_THE REQUEST_:
Lines containing the word "units" should be extracted in full.

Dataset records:
★ ★ ★ ★ ★

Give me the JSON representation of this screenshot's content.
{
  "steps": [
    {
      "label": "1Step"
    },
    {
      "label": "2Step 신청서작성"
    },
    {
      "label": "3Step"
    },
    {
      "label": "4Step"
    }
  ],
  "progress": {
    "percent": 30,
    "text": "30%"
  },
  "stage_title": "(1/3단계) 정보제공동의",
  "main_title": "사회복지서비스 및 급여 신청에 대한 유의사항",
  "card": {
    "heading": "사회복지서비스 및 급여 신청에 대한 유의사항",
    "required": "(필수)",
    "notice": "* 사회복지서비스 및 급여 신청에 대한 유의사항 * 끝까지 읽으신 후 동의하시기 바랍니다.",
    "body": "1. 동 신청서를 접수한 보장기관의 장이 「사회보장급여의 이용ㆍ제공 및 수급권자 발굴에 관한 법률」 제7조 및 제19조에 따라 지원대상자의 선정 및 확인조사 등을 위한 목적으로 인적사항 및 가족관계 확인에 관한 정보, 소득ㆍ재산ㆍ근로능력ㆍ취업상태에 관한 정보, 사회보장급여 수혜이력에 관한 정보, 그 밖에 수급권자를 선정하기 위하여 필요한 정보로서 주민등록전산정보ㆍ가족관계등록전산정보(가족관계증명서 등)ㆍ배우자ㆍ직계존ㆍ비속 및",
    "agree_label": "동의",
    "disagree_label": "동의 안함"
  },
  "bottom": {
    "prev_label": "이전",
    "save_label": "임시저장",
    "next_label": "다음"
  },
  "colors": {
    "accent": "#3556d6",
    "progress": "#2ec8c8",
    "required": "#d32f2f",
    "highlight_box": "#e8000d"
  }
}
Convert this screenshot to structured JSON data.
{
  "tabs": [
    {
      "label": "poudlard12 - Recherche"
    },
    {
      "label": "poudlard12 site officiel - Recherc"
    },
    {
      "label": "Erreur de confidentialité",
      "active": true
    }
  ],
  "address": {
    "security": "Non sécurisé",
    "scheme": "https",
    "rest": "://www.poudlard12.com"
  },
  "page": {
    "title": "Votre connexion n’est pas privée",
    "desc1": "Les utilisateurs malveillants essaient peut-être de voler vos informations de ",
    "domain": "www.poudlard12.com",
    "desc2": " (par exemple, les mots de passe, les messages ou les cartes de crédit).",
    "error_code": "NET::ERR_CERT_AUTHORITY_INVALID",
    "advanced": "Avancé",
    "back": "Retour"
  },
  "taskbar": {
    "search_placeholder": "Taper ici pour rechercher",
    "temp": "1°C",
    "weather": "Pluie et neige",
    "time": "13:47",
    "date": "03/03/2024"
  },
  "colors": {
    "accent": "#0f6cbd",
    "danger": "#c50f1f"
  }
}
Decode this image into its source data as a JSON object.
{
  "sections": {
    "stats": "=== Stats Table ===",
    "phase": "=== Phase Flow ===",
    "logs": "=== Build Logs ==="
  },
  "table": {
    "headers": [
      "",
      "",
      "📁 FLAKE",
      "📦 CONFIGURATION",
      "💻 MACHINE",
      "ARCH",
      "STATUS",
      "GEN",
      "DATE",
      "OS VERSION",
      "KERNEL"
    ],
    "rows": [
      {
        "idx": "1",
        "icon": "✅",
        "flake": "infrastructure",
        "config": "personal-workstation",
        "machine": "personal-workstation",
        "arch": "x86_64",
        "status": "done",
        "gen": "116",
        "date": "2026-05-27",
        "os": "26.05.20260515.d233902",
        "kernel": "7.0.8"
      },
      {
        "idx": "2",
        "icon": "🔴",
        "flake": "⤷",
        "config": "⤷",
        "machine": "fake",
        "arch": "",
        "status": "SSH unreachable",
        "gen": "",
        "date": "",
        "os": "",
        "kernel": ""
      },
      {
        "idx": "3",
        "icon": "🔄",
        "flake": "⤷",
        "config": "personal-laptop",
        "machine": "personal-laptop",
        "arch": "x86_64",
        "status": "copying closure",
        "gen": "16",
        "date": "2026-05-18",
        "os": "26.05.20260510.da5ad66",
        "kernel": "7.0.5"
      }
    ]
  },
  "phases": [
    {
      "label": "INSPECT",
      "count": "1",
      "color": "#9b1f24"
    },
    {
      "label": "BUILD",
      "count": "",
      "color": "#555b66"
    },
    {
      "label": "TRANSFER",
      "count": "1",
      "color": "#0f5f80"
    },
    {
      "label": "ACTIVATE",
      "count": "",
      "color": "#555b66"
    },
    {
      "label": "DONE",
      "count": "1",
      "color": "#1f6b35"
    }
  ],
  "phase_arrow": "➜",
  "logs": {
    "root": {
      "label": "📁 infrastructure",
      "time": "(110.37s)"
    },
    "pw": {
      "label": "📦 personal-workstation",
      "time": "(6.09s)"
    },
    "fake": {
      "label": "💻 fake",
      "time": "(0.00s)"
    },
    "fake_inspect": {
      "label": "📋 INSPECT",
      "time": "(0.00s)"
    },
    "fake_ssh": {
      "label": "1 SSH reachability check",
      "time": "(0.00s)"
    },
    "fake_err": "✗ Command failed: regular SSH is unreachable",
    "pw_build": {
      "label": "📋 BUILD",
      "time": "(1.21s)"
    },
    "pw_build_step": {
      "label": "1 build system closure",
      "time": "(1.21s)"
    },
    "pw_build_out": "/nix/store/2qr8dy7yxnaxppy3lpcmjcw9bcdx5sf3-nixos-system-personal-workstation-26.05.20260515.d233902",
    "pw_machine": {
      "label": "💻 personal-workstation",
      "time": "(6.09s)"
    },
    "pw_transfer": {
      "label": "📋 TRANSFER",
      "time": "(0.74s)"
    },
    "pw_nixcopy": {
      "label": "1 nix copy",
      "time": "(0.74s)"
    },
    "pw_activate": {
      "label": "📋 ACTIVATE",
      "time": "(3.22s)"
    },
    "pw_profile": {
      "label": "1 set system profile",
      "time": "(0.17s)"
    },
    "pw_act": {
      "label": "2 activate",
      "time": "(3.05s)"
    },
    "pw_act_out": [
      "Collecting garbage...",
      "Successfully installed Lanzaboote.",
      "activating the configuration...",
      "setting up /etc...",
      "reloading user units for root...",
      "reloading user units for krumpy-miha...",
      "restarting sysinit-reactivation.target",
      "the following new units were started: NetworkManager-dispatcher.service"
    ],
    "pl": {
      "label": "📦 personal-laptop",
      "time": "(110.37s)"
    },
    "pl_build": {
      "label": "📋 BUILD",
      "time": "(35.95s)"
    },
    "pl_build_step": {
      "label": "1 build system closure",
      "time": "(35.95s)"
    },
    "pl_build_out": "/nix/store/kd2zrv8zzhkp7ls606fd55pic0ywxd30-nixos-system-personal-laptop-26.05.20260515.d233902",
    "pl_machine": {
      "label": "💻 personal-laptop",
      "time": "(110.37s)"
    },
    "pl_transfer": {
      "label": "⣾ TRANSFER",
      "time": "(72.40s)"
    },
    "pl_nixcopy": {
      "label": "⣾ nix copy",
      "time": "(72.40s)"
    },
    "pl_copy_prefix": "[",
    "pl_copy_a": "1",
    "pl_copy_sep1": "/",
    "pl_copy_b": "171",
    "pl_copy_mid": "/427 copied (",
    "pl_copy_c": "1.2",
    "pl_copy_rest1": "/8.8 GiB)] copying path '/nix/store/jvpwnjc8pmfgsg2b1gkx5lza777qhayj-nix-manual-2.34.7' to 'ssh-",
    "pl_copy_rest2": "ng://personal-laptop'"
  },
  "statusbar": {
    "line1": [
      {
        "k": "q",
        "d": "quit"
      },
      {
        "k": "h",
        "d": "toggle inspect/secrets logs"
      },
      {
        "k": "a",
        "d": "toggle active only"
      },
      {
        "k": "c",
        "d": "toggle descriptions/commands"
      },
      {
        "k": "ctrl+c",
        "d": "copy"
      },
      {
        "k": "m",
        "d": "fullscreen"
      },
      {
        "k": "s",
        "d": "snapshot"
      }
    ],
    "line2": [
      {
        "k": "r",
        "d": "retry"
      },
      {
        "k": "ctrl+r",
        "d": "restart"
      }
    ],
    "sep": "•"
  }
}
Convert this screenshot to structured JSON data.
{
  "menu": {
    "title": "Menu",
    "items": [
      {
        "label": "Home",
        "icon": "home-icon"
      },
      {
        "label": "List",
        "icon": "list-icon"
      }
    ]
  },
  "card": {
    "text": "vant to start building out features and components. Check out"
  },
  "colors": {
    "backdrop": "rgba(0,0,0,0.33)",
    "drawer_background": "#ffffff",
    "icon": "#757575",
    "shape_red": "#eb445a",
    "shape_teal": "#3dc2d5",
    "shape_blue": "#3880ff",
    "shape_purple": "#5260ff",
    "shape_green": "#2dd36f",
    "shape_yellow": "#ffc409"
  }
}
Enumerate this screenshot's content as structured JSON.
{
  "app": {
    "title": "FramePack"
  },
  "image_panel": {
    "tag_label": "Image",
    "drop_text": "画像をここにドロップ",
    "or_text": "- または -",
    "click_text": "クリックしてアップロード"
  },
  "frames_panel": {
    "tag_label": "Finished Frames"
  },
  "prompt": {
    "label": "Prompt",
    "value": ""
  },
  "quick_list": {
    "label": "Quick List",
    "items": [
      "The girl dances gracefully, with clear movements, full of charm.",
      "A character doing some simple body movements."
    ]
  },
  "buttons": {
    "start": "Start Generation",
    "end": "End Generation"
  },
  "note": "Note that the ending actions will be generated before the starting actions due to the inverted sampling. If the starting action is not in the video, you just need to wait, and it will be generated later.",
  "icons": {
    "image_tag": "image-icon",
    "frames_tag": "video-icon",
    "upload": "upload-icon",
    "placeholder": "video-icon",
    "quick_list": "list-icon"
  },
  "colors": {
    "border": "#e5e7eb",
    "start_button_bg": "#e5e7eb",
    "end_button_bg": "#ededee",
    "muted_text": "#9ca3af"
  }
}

★ ★ ★ ★ ★

_TASK ANSWER_:
      "reloading user units for root...",
      "reloading user units for krumpy-miha...",
      "the following new units were started: NetworkManager-dispatcher.service"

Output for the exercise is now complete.